Niente sembra riuscire a tranquillizzare la situazione. Un giorno, di tarda primavera, maggio o giugno, c’è un’aggressione più grave delle altre, ricorda Giulia. La scatena un episodio da nulla. Un bocchettone dell’aria. Invece di far uscire aria fredda, emana aria calda. Una lavorante cinese lo accende in continuazione scambiandolo per una presa dell’aria condizionata. Giulia lo spegne. Scoppia un battibecco. Arriva il “padrone”: «Allora Giulia, tu non hai capito un cazzo. I cinesi contano più di voi italiani. Se lei vuole quel coso acceso, quel coso resta acceso». Giulia non ci sta: «A parte che quel coso non è a norma, io ci sto sotto e soffoco». Le parole ancora in bocca, lui la schianta contro una porta, la ferisce a un ginocchio e la scaraventa dentro un magazzino. «Poi urlò a tutti di non entrare. Chiuse a chiave la porta e successe il finimondo. Mi prese per il collo, io tentai di difendermi, ma lui era più forte. Con l’orologio che aveva al polso mi graffiò anche il viso. Cercai di afferrare il cellulare per chiamare i carabinieri ma me lo strappò di mano, lo scaraventò nel muro e lo mandò in mille pezzi. Poi me lo ricomprò. Quando si fu sfogato mi disse: “Dai ora calmiamoci, lavati il viso e vai a casa”. Come una cretina, montai in auto piangendo e tornai a casa. Ora non glielo consentirei più».

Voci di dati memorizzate
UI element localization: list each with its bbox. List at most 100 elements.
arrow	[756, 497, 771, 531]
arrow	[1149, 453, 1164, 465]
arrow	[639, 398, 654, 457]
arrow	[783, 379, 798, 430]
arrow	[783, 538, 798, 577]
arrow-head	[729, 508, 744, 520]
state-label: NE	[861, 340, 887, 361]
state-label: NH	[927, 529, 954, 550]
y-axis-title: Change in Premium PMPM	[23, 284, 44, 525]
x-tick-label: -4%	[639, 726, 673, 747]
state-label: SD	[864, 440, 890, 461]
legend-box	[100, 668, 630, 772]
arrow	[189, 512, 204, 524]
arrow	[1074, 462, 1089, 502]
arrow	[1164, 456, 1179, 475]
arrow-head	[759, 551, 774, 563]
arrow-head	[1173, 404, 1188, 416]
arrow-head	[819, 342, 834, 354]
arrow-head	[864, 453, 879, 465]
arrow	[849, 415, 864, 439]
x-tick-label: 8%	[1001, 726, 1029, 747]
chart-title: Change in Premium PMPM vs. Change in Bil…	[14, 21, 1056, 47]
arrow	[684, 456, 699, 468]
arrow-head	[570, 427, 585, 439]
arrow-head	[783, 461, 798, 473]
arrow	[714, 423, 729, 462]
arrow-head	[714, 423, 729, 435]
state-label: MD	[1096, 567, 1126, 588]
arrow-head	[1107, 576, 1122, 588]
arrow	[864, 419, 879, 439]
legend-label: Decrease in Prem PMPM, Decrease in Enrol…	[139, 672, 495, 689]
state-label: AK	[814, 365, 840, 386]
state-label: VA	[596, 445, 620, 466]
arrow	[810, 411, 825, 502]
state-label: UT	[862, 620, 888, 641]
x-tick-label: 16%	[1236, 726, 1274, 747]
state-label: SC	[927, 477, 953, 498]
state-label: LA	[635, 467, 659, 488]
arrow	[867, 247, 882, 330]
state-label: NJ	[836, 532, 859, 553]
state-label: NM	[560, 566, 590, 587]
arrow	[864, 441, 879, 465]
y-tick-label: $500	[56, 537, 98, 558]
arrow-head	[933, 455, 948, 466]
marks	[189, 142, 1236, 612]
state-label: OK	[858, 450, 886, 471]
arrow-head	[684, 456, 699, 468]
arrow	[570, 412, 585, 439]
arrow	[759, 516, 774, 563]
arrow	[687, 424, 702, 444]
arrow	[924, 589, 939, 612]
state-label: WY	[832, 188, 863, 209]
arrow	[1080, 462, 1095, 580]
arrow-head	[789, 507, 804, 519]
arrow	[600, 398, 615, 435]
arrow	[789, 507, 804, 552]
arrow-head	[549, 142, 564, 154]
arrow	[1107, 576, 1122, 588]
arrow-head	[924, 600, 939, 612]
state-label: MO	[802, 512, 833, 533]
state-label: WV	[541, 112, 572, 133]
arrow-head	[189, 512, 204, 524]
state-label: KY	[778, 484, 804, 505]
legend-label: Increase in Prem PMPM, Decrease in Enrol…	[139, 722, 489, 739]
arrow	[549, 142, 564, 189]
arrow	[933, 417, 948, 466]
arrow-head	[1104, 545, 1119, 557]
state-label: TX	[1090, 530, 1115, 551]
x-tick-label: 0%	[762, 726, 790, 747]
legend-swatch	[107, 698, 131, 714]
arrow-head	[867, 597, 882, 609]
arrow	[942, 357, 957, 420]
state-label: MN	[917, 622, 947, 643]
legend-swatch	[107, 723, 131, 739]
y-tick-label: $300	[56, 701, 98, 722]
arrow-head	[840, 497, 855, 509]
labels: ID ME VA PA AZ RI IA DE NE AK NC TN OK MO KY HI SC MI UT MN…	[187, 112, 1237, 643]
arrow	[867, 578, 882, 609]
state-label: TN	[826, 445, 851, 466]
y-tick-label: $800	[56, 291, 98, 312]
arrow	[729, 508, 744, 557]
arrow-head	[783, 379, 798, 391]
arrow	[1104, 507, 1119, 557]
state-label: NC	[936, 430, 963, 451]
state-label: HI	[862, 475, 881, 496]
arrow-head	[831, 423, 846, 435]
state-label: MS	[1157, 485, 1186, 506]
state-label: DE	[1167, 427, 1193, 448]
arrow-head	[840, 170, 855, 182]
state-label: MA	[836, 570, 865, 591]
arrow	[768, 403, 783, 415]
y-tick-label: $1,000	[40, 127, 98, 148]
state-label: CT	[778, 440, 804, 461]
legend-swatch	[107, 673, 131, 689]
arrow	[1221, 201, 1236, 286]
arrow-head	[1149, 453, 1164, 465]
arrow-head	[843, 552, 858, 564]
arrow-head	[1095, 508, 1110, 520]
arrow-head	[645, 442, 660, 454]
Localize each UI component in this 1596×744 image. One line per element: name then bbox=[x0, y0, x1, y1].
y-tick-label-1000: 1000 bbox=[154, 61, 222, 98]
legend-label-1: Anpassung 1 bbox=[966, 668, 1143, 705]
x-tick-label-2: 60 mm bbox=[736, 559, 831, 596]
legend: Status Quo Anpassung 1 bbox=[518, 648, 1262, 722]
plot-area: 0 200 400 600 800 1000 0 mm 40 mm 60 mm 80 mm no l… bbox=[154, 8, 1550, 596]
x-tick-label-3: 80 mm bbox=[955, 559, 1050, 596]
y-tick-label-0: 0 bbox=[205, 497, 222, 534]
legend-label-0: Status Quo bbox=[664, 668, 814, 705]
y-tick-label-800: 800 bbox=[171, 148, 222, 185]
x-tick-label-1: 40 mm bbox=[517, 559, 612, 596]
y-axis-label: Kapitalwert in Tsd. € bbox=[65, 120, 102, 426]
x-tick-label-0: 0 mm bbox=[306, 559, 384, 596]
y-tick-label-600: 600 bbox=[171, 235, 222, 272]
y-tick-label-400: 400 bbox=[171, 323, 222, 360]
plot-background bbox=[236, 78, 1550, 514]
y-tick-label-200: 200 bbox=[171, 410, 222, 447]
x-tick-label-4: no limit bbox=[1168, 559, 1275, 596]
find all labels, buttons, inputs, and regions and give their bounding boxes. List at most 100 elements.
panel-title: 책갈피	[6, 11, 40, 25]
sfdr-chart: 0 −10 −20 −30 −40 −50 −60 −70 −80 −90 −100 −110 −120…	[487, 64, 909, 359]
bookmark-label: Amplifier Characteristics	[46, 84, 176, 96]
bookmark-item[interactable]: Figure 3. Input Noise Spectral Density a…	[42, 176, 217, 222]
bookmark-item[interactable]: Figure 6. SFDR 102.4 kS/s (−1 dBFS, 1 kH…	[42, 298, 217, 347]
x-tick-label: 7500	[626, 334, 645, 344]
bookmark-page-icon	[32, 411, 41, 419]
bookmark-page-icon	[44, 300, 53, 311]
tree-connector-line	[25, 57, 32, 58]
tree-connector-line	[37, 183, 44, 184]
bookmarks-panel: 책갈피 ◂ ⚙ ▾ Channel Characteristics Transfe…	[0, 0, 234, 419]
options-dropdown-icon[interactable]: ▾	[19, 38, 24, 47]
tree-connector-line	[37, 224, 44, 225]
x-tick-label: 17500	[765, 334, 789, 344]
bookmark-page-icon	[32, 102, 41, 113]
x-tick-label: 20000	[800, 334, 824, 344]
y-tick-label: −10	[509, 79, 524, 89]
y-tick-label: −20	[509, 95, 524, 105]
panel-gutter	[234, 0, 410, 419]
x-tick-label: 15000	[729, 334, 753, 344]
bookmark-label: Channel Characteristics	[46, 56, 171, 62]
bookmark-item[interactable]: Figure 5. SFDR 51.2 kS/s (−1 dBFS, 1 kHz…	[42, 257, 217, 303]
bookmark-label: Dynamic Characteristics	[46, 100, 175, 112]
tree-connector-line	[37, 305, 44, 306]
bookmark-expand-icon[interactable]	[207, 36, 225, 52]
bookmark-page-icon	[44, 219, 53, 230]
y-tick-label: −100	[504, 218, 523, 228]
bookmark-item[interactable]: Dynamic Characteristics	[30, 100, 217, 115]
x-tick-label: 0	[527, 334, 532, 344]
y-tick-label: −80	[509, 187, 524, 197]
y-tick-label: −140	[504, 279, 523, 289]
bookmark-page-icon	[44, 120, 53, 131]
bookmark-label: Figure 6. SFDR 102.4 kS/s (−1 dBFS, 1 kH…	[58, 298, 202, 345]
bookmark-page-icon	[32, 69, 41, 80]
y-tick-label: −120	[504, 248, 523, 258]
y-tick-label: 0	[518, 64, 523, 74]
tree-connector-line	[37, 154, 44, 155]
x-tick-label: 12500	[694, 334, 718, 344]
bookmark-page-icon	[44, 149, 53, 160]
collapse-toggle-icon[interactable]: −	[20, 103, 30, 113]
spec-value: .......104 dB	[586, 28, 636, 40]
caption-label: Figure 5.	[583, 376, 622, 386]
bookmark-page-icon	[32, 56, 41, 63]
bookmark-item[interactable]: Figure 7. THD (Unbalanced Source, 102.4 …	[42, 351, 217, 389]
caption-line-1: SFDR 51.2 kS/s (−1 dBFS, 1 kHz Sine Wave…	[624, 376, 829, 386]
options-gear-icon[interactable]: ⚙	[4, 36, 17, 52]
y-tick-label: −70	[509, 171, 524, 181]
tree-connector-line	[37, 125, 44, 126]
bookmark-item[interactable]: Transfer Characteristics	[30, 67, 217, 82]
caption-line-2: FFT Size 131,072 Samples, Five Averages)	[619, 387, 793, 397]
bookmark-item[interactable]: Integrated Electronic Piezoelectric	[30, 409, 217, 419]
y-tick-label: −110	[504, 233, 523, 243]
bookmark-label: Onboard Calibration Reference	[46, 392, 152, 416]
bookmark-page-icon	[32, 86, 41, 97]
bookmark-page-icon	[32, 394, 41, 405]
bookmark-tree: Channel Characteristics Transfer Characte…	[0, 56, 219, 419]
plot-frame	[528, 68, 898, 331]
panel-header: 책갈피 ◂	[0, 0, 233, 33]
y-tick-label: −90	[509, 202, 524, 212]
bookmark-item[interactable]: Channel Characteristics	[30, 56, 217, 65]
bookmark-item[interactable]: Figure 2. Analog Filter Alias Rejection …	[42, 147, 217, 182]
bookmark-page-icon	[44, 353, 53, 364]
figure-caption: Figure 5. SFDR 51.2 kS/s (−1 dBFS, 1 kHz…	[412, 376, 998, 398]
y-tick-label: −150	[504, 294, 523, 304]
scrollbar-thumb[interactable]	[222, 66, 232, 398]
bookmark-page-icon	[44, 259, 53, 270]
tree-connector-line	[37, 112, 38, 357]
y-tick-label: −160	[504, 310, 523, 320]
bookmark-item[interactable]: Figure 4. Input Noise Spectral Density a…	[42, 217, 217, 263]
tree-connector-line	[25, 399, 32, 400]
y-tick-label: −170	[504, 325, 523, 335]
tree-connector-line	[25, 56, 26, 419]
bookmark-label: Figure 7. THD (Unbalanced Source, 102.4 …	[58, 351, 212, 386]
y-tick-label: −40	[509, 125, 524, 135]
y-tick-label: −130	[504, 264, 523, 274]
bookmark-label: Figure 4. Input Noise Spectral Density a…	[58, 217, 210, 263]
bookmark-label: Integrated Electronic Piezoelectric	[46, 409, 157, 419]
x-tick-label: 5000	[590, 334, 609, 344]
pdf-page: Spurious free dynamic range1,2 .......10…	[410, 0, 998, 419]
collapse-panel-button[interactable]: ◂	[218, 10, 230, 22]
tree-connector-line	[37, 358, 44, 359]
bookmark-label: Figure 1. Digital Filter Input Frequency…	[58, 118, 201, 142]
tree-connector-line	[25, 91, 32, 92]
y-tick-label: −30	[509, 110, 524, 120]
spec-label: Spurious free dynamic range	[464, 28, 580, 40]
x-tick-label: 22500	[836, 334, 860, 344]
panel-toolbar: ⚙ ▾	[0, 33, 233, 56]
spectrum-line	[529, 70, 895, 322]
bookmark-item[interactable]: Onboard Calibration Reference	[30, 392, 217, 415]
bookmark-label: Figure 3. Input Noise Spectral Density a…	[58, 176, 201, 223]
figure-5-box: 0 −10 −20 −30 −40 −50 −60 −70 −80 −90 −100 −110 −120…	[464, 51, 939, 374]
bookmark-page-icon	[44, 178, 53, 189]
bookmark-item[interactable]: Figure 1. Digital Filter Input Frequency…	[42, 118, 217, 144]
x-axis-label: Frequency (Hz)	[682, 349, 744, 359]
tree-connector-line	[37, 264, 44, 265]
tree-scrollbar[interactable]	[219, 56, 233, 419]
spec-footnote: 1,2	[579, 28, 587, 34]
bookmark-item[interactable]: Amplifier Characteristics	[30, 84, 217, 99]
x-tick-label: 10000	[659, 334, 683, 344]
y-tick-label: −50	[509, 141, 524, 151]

Requisiti del compito: Cita per intero il brano fornito sull'aggressione subita da Giulia, senza alcuna modifica.

Spazio risposta:
Niente sembra riuscire a tranquillizzare la situazione. Un giorno, di tarda primavera, maggio o giugno, c’è un’aggressione più grave delle altre, ricorda Giulia. La scatena un episodio da nulla. Un bocchettone dell’aria. Invece di far uscire aria fredda, emana aria calda. Una lavorante cinese lo accende in continuazione scambiandolo per una presa dell’aria condizionata. Giulia lo spegne. Scoppia un battibecco. Arriva il “padrone”: «Allora Giulia, tu non hai capito un cazzo. I cinesi contano più di voi italiani. Se lei vuole quel coso acceso, quel coso resta acceso». Giulia non ci sta: «A parte che quel coso non è a norma, io ci sto sotto e soffoco». Le parole ancora in bocca, lui la schianta contro una porta, la ferisce a un ginocchio e la scaraventa dentro un magazzino. «Poi urlò a tutti di non entrare. Chiuse a chiave la porta e successe il finimondo. Mi prese per il collo, io tentai di difendermi, ma lui era più forte. Con l’orologio che aveva al polso mi graffiò anche il viso. Cercai di afferrare il cellulare per chiamare i carabinieri ma me lo strappò di mano, lo scaraventò nel muro e lo mandò in mille pezzi. Poi me lo ricomprò. Quando si fu sfogato mi disse: “Dai ora calmiamoci, lavati il viso e vai a casa”. Come una cretina, montai in auto piangendo e tornai a casa. Ora non glielo consentirei più».